## EXERCISE BRIEF:
For each line below that includes the word "blanco", make a copy.

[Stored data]
■ ■ ■ ■
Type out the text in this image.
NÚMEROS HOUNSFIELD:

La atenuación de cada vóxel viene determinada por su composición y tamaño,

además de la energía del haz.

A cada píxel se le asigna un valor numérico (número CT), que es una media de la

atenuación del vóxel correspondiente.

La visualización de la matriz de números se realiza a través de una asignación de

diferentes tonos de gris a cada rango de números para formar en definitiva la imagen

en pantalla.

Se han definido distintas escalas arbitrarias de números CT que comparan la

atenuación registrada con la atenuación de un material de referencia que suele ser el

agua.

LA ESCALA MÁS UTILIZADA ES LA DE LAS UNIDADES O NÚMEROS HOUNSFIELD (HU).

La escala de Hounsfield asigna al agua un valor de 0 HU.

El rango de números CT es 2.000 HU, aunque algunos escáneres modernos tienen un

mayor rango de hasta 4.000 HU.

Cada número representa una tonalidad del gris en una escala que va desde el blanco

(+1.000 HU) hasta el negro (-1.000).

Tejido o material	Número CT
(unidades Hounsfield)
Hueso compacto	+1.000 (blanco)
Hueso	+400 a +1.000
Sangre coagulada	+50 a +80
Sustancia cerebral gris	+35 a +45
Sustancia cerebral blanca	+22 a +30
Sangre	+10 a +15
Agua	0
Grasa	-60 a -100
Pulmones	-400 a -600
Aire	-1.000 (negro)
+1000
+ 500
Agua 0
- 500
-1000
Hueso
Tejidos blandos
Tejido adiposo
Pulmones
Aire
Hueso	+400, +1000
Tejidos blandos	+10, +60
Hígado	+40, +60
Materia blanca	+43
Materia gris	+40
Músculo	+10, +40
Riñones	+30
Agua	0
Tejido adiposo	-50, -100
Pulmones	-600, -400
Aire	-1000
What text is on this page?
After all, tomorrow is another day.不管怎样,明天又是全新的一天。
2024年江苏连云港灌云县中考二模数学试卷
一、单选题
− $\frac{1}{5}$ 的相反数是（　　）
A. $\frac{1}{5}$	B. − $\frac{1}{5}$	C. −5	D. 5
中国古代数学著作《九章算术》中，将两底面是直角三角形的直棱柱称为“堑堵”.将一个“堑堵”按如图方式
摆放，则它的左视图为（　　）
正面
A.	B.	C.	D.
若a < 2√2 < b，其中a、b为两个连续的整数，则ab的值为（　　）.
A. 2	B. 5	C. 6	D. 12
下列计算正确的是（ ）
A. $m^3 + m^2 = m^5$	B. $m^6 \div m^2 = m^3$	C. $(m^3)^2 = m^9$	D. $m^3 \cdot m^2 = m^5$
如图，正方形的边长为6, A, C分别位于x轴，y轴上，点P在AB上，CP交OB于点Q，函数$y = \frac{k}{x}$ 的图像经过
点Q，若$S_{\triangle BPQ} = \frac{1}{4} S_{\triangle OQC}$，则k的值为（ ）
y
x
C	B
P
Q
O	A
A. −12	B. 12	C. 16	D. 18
■ ■ ■ ■
## FINISHED EXERCISE:
Cada número representa una tonalidad del gris en una escala que va desde el blanco
Hueso compacto	+1.000 (blanco)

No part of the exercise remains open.